***** Exercise data *****

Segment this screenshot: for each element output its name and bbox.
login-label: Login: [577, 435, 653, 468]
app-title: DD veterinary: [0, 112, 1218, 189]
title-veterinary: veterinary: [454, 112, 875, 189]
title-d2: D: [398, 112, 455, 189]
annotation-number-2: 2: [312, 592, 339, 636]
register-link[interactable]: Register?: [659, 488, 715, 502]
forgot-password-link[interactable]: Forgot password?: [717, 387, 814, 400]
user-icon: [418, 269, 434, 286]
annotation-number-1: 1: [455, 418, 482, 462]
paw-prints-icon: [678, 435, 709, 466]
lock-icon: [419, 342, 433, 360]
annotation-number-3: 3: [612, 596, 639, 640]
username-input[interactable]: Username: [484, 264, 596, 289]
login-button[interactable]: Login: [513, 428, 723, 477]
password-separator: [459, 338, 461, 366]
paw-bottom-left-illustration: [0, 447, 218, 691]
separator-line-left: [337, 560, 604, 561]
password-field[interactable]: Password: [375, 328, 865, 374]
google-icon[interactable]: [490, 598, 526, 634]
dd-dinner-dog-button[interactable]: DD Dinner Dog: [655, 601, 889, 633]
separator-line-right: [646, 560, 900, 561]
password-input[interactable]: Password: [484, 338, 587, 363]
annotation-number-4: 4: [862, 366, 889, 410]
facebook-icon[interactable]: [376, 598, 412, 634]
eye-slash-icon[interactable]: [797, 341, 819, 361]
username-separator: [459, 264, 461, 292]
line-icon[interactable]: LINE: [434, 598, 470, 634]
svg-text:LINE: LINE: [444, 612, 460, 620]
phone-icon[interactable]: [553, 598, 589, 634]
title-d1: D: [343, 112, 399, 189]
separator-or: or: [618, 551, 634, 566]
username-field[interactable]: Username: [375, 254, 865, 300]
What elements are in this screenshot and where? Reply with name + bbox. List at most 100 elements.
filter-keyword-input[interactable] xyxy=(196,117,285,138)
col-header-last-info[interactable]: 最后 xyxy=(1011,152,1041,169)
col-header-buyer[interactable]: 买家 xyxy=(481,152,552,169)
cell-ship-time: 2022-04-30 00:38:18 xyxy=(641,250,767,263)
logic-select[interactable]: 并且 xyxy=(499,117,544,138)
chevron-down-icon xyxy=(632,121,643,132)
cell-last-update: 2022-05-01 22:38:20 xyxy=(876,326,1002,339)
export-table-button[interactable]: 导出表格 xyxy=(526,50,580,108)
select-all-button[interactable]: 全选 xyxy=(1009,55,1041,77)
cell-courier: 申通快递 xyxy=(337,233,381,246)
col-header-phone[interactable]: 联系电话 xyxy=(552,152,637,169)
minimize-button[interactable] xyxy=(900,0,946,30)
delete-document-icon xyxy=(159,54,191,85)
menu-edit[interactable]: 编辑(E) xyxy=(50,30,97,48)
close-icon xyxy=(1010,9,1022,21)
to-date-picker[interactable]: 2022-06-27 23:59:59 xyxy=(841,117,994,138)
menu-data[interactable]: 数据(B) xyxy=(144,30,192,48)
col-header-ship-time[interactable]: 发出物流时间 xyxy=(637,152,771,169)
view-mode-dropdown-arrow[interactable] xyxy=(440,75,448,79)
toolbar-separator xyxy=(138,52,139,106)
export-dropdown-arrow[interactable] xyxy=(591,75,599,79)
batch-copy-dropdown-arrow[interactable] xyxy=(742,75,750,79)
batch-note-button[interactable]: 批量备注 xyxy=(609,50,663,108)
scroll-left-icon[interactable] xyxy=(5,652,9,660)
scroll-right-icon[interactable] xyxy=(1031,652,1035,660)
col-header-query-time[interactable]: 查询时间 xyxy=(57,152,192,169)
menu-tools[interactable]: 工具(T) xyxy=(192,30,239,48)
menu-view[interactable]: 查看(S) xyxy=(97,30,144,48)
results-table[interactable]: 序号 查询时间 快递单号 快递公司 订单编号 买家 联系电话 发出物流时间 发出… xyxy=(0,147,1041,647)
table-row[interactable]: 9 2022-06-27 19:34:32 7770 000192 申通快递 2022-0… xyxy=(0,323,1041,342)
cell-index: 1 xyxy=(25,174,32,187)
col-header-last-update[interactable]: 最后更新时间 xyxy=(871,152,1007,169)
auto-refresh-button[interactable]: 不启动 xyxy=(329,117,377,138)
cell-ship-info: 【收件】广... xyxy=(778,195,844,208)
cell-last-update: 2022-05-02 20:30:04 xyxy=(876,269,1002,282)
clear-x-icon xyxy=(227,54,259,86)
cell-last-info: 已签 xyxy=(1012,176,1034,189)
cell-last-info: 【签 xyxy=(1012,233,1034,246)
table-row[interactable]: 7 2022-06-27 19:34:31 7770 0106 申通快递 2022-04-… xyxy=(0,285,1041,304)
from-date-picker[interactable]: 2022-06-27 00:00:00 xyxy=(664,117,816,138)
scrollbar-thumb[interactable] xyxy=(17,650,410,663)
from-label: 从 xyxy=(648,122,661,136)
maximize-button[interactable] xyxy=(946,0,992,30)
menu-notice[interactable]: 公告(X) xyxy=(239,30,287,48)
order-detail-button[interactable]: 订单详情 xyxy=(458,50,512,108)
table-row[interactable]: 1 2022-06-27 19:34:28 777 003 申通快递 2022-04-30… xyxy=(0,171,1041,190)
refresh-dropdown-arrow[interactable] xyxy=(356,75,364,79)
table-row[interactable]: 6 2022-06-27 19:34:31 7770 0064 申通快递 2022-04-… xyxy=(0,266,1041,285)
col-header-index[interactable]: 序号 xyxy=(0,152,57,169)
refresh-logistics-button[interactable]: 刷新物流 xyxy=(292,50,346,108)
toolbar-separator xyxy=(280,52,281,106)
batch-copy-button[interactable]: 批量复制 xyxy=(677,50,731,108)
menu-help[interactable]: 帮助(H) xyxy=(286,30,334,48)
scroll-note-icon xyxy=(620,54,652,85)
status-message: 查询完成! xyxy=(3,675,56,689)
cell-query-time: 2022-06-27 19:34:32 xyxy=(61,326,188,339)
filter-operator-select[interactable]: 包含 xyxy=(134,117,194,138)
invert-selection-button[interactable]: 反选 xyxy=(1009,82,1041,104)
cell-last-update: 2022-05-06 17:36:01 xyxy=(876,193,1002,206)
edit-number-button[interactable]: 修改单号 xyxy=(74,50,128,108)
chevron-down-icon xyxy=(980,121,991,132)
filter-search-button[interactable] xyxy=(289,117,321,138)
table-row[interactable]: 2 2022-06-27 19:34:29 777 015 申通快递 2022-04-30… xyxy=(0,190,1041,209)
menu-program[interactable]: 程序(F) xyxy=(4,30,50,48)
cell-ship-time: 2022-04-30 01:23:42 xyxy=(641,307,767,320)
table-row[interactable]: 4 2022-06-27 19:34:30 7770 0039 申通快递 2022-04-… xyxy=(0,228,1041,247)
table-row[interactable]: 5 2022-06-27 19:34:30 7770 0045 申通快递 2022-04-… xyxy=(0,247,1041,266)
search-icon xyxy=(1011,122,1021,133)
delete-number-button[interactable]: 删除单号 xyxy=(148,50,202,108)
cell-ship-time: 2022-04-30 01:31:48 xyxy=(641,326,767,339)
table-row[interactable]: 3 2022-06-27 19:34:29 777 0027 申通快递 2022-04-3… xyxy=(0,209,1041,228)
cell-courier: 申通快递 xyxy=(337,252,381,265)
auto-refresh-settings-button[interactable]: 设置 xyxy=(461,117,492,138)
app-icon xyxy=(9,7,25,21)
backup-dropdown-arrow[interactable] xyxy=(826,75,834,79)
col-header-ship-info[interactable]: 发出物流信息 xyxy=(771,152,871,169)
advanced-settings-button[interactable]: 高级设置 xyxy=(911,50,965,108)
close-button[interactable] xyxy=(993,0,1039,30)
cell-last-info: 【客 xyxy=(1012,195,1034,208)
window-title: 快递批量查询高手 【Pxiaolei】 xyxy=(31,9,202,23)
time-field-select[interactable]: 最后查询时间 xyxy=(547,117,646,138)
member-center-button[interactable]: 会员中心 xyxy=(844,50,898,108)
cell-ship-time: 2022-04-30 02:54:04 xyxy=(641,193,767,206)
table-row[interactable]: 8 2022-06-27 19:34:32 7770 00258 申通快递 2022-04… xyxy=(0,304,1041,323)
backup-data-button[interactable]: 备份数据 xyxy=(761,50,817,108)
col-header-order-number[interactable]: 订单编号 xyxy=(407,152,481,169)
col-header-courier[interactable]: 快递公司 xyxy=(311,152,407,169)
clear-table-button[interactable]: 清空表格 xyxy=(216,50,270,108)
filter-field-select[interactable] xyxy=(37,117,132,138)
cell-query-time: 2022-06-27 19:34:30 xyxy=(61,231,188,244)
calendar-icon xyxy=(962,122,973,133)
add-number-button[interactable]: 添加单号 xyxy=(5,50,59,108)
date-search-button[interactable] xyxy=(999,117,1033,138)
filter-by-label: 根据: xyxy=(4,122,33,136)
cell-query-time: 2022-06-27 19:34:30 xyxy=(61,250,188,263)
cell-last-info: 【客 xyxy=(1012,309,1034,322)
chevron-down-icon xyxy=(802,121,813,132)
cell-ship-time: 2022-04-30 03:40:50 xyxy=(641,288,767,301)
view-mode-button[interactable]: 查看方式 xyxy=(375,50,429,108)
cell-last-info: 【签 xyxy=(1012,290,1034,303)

*****

• [Exercise prompt]: Reproduce the items above without any change, from the start of the items through the line containing "username-input[interactable]: Username: [484, 264, 596, 289]".

• [Solution to the exercise]:
Segment this screenshot: for each element output its name and bbox.
login-label: Login: [577, 435, 653, 468]
app-title: DD veterinary: [0, 112, 1218, 189]
title-veterinary: veterinary: [454, 112, 875, 189]
title-d2: D: [398, 112, 455, 189]
annotation-number-2: 2: [312, 592, 339, 636]
register-link[interactable]: Register?: [659, 488, 715, 502]
forgot-password-link[interactable]: Forgot password?: [717, 387, 814, 400]
user-icon: [418, 269, 434, 286]
annotation-number-1: 1: [455, 418, 482, 462]
paw-prints-icon: [678, 435, 709, 466]
lock-icon: [419, 342, 433, 360]
annotation-number-3: 3: [612, 596, 639, 640]
username-input[interactable]: Username: [484, 264, 596, 289]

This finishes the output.